(Records to process):
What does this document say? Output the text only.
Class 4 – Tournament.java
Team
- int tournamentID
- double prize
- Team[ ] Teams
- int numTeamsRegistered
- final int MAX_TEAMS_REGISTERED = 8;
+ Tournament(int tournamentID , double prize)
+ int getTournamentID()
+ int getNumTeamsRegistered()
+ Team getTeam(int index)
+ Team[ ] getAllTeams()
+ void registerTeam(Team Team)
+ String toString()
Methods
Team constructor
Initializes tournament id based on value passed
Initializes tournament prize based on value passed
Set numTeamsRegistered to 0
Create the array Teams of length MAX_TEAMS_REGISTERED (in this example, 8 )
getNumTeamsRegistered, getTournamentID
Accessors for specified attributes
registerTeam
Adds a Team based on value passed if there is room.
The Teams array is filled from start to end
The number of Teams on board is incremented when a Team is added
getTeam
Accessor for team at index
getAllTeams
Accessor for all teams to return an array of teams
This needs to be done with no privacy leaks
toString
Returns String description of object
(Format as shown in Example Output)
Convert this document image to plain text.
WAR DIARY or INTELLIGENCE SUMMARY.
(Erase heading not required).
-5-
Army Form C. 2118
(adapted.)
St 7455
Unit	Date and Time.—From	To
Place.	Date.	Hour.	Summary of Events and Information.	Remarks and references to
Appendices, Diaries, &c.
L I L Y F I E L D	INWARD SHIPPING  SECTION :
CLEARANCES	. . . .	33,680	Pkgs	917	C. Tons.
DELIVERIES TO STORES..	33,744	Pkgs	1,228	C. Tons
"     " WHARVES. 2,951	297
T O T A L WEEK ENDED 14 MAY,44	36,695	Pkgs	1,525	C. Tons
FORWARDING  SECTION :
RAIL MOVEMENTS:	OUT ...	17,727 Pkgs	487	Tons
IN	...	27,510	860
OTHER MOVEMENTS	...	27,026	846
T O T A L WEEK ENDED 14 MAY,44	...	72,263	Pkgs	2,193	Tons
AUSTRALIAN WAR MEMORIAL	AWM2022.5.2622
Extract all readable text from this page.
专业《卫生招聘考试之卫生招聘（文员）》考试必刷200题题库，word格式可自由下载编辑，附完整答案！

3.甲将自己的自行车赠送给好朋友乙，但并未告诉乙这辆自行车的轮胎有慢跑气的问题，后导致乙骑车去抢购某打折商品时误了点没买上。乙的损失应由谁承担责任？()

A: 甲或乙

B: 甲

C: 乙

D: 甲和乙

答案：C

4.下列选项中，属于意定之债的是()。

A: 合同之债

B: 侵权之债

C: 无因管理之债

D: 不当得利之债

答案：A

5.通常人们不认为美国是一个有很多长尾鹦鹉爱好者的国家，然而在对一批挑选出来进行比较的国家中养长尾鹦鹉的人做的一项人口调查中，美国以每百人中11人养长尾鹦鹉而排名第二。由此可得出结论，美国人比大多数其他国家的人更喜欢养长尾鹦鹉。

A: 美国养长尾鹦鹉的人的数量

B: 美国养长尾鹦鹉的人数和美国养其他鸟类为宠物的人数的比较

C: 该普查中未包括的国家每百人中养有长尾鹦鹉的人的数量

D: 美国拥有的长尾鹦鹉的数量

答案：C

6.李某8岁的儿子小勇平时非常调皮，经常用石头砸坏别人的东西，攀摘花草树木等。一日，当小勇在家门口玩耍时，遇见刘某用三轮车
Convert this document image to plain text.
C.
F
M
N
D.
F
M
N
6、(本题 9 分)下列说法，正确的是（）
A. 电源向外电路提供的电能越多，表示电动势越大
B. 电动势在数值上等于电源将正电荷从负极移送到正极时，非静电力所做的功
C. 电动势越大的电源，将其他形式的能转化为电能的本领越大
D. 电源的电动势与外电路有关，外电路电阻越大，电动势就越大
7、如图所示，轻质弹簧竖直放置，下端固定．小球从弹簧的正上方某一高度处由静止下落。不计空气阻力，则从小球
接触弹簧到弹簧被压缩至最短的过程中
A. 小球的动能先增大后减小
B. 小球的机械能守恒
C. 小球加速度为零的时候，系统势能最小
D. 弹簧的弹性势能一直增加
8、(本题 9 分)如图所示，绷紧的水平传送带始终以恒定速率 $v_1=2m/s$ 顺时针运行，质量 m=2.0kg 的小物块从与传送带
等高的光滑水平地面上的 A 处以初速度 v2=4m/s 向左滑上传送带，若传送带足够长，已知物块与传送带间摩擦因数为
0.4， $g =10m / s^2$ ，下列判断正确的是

(Stated goal): Retype all of the data shown above, word for word.

(Answer to this problem):
What does this document say? Output the text only.
Class 4 – Tournament.java
Team
- int tournamentID
- double prize
- Team[ ] Teams
- int numTeamsRegistered
- final int MAX_TEAMS_REGISTERED = 8;
+ Tournament(int tournamentID , double prize)
+ int getTournamentID()
+ int getNumTeamsRegistered()
+ Team getTeam(int index)
+ Team[ ] getAllTeams()
+ void registerTeam(Team Team)
+ String toString()
Methods
Team constructor
Initializes tournament id based on value passed
Initializes tournament prize based on value passed
Set numTeamsRegistered to 0
Create the array Teams of length MAX_TEAMS_REGISTERED (in this example, 8 )
getNumTeamsRegistered, getTournamentID
Accessors for specified attributes
registerTeam
Adds a Team based on value passed if there is room.
The Teams array is filled from start to end
The number of Teams on board is incremented when a Team is added
getTeam
Accessor for team at index
getAllTeams
Accessor for all teams to return an array of teams
This needs to be done with no privacy leaks
toString
Returns String description of object
(Format as shown in Example Output)
Convert this document image to plain text.
WAR DIARY or INTELLIGENCE SUMMARY.
(Erase heading not required).
-5-
Army Form C. 2118
(adapted.)
St 7455
Unit	Date and Time.—From	To
Place.	Date.	Hour.	Summary of Events and Information.	Remarks and references to
Appendices, Diaries, &c.
L I L Y F I E L D	INWARD SHIPPING  SECTION :
CLEARANCES	. . . .	33,680	Pkgs	917	C. Tons.
DELIVERIES TO STORES..	33,744	Pkgs	1,228	C. Tons
"     " WHARVES. 2,951	297
T O T A L WEEK ENDED 14 MAY,44	36,695	Pkgs	1,525	C. Tons
FORWARDING  SECTION :
RAIL MOVEMENTS:	OUT ...	17,727 Pkgs	487	Tons
IN	...	27,510	860
OTHER MOVEMENTS	...	27,026	846
T O T A L WEEK ENDED 14 MAY,44	...	72,263	Pkgs	2,193	Tons
AUSTRALIAN WAR MEMORIAL	AWM2022.5.2622
Extract all readable text from this page.
专业《卫生招聘考试之卫生招聘（文员）》考试必刷200题题库，word格式可自由下载编辑，附完整答案！

3.甲将自己的自行车赠送给好朋友乙，但并未告诉乙这辆自行车的轮胎有慢跑气的问题，后导致乙骑车去抢购某打折商品时误了点没买上。乙的损失应由谁承担责任？()

A: 甲或乙

B: 甲

C: 乙

D: 甲和乙

答案：C

4.下列选项中，属于意定之债的是()。

A: 合同之债

B: 侵权之债

C: 无因管理之债

D: 不当得利之债

答案：A

5.通常人们不认为美国是一个有很多长尾鹦鹉爱好者的国家，然而在对一批挑选出来进行比较的国家中养长尾鹦鹉的人做的一项人口调查中，美国以每百人中11人养长尾鹦鹉而排名第二。由此可得出结论，美国人比大多数其他国家的人更喜欢养长尾鹦鹉。

A: 美国养长尾鹦鹉的人的数量

B: 美国养长尾鹦鹉的人数和美国养其他鸟类为宠物的人数的比较

C: 该普查中未包括的国家每百人中养有长尾鹦鹉的人的数量

D: 美国拥有的长尾鹦鹉的数量

答案：C

6.李某8岁的儿子小勇平时非常调皮，经常用石头砸坏别人的东西，攀摘花草树木等。一日，当小勇在家门口玩耍时，遇见刘某用三轮车
Convert this document image to plain text.
C.
F
M
N
D.
F
M
N
6、(本题 9 分)下列说法，正确的是（）
A. 电源向外电路提供的电能越多，表示电动势越大
B. 电动势在数值上等于电源将正电荷从负极移送到正极时，非静电力所做的功
C. 电动势越大的电源，将其他形式的能转化为电能的本领越大
D. 电源的电动势与外电路有关，外电路电阻越大，电动势就越大
7、如图所示，轻质弹簧竖直放置，下端固定．小球从弹簧的正上方某一高度处由静止下落。不计空气阻力，则从小球
接触弹簧到弹簧被压缩至最短的过程中
A. 小球的动能先增大后减小
B. 小球的机械能守恒
C. 小球加速度为零的时候，系统势能最小
D. 弹簧的弹性势能一直增加
8、(本题 9 分)如图所示，绷紧的水平传送带始终以恒定速率 $v_1=2m/s$ 顺时针运行，质量 m=2.0kg 的小物块从与传送带
等高的光滑水平地面上的 A 处以初速度 v2=4m/s 向左滑上传送带，若传送带足够长，已知物块与传送带间摩擦因数为
0.4， $g =10m / s^2$ ，下列判断正确的是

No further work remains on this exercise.